**TASK INSTRUCTIONS:** Select every line holding the word "人口比值" and copy it.

**MATERIAL PROVIDED:**
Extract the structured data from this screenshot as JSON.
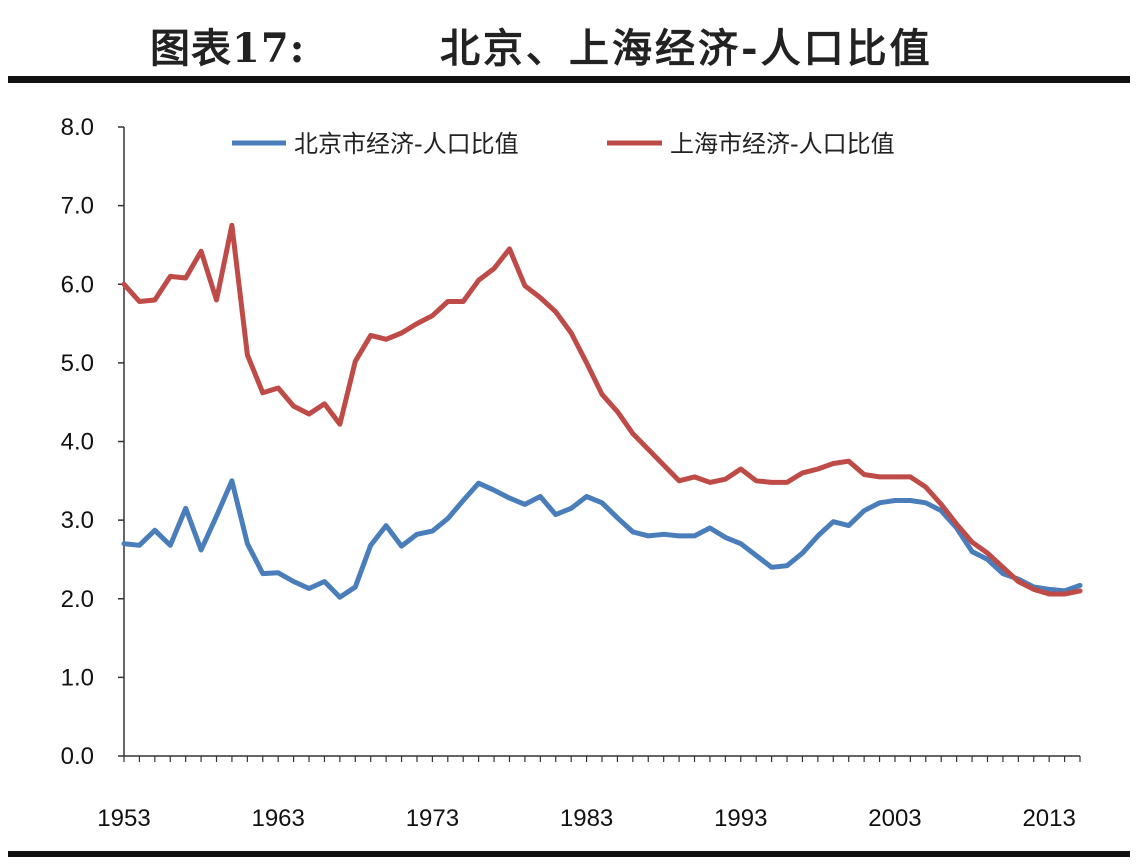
{
  "title": {
    "label": "图表17:",
    "text": "北京、上海经济-人口比值"
  },
  "colors": {
    "beijing": "#4a7ebb",
    "shanghai": "#be4b48",
    "axis": "#333333"
  },
  "chart_data": {
    "type": "line",
    "title": "北京、上海经济-人口比值",
    "xlabel": "",
    "ylabel": "",
    "xlim": [
      1953,
      2015
    ],
    "ylim": [
      0,
      8
    ],
    "ytick_values": [
      0,
      1,
      2,
      3,
      4,
      5,
      6,
      7,
      8
    ],
    "ytick_labels": [
      "0.0",
      "1.0",
      "2.0",
      "3.0",
      "4.0",
      "5.0",
      "6.0",
      "7.0",
      "8.0"
    ],
    "xtick_values": [
      1953,
      1963,
      1973,
      1983,
      1993,
      2003,
      2013
    ],
    "xtick_labels": [
      "1953",
      "1963",
      "1973",
      "1983",
      "1993",
      "2003",
      "2013"
    ],
    "legend_position": "top",
    "x": [
      1953,
      1954,
      1955,
      1956,
      1957,
      1958,
      1959,
      1960,
      1961,
      1962,
      1963,
      1964,
      1965,
      1966,
      1967,
      1968,
      1969,
      1970,
      1971,
      1972,
      1973,
      1974,
      1975,
      1976,
      1977,
      1978,
      1979,
      1980,
      1981,
      1982,
      1983,
      1984,
      1985,
      1986,
      1987,
      1988,
      1989,
      1990,
      1991,
      1992,
      1993,
      1994,
      1995,
      1996,
      1997,
      1998,
      1999,
      2000,
      2001,
      2002,
      2003,
      2004,
      2005,
      2006,
      2007,
      2008,
      2009,
      2010,
      2011,
      2012,
      2013,
      2014,
      2015
    ],
    "series": [
      {
        "name": "北京市经济-人口比值",
        "color_key": "beijing",
        "values": [
          2.7,
          2.68,
          2.87,
          2.68,
          3.15,
          2.62,
          3.05,
          3.5,
          2.7,
          2.32,
          2.33,
          2.22,
          2.13,
          2.22,
          2.02,
          2.15,
          2.68,
          2.93,
          2.67,
          2.82,
          2.86,
          3.02,
          3.25,
          3.47,
          3.38,
          3.28,
          3.2,
          3.3,
          3.07,
          3.15,
          3.3,
          3.22,
          3.03,
          2.85,
          2.8,
          2.82,
          2.8,
          2.8,
          2.9,
          2.78,
          2.7,
          2.55,
          2.4,
          2.42,
          2.58,
          2.8,
          2.98,
          2.93,
          3.12,
          3.22,
          3.25,
          3.25,
          3.22,
          3.12,
          2.9,
          2.6,
          2.5,
          2.32,
          2.25,
          2.15,
          2.12,
          2.1,
          2.17
        ]
      },
      {
        "name": "上海市经济-人口比值",
        "color_key": "shanghai",
        "values": [
          6.0,
          5.78,
          5.8,
          6.1,
          6.08,
          6.42,
          5.8,
          6.75,
          5.1,
          4.62,
          4.68,
          4.45,
          4.35,
          4.48,
          4.22,
          5.02,
          5.35,
          5.3,
          5.38,
          5.5,
          5.6,
          5.78,
          5.78,
          6.05,
          6.2,
          6.45,
          5.98,
          5.83,
          5.65,
          5.38,
          5.0,
          4.6,
          4.38,
          4.1,
          3.9,
          3.7,
          3.5,
          3.55,
          3.48,
          3.52,
          3.65,
          3.5,
          3.48,
          3.48,
          3.6,
          3.65,
          3.72,
          3.75,
          3.58,
          3.55,
          3.55,
          3.55,
          3.42,
          3.2,
          2.95,
          2.72,
          2.58,
          2.4,
          2.22,
          2.12,
          2.06,
          2.06,
          2.1
        ]
      }
    ]
  }
}
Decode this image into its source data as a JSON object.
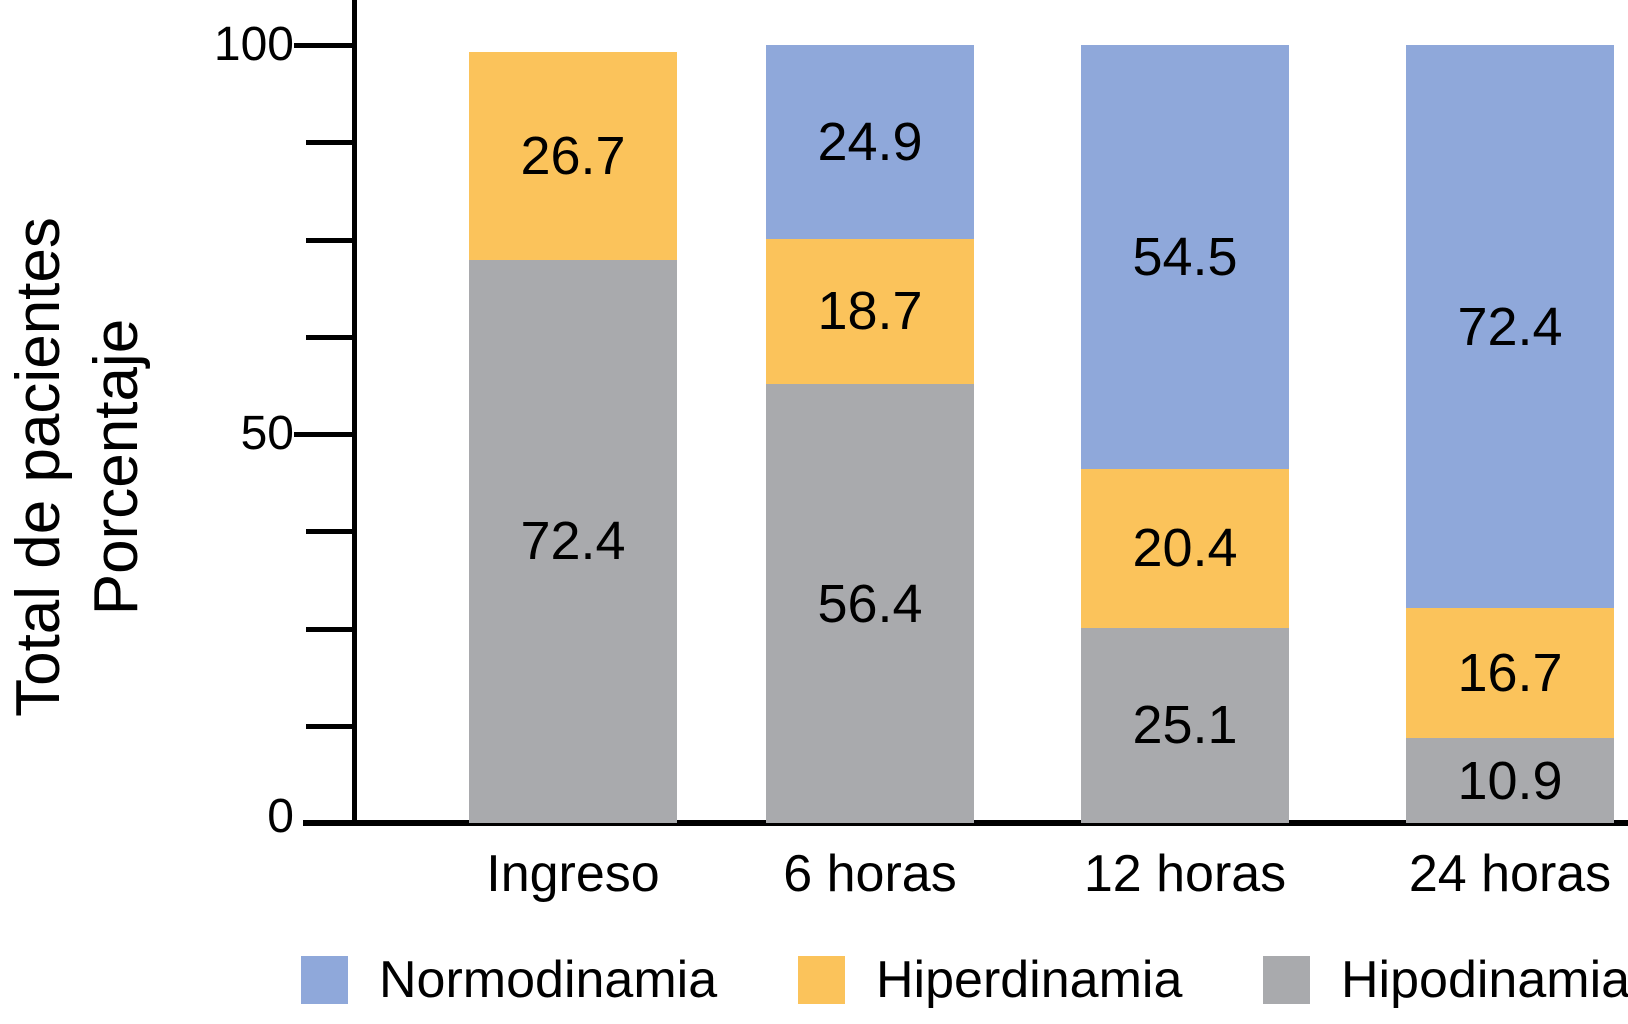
{
  "page": {
    "background": "#FFFFFF"
  },
  "chart_data": {
    "type": "bar",
    "variant": "stacked-percentage-column",
    "title": "",
    "categories": [
      "Ingreso",
      "6 horas",
      "12 horas",
      "24 horas"
    ],
    "series": [
      {
        "name": "Normodinamia",
        "color": "#8FA8DA",
        "values": [
          null,
          24.9,
          54.5,
          72.4
        ]
      },
      {
        "name": "Hiperdinamia",
        "color": "#FBC35B",
        "values": [
          26.7,
          18.7,
          20.4,
          16.7
        ]
      },
      {
        "name": "Hipodinamia",
        "color": "#A9AAAD",
        "values": [
          72.4,
          56.4,
          25.1,
          10.9
        ]
      }
    ],
    "stack_order_bottom_to_top": [
      "Hipodinamia",
      "Hiperdinamia",
      "Normodinamia"
    ],
    "ylabel_lines": [
      "Total de pacientes",
      "Porcentaje"
    ],
    "ylim": [
      0,
      100
    ],
    "yticks": [
      0,
      50,
      100
    ],
    "minor_tick_step": 12.5,
    "grid": false,
    "legend_position": "bottom",
    "value_label_decimals": 1,
    "axis_color": "#000000",
    "text_color": "#000000"
  }
}
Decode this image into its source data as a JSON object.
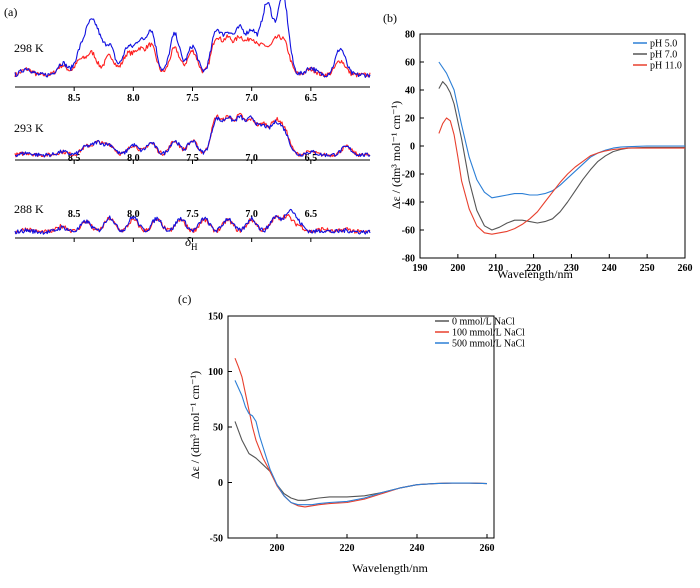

**TASK SOLUTION:**
    "text": "北京、上海经济-人口比值"
    "title": "北京、上海经济-人口比值",
        "name": "北京市经济-人口比值",
        "name": "上海市经济-人口比值",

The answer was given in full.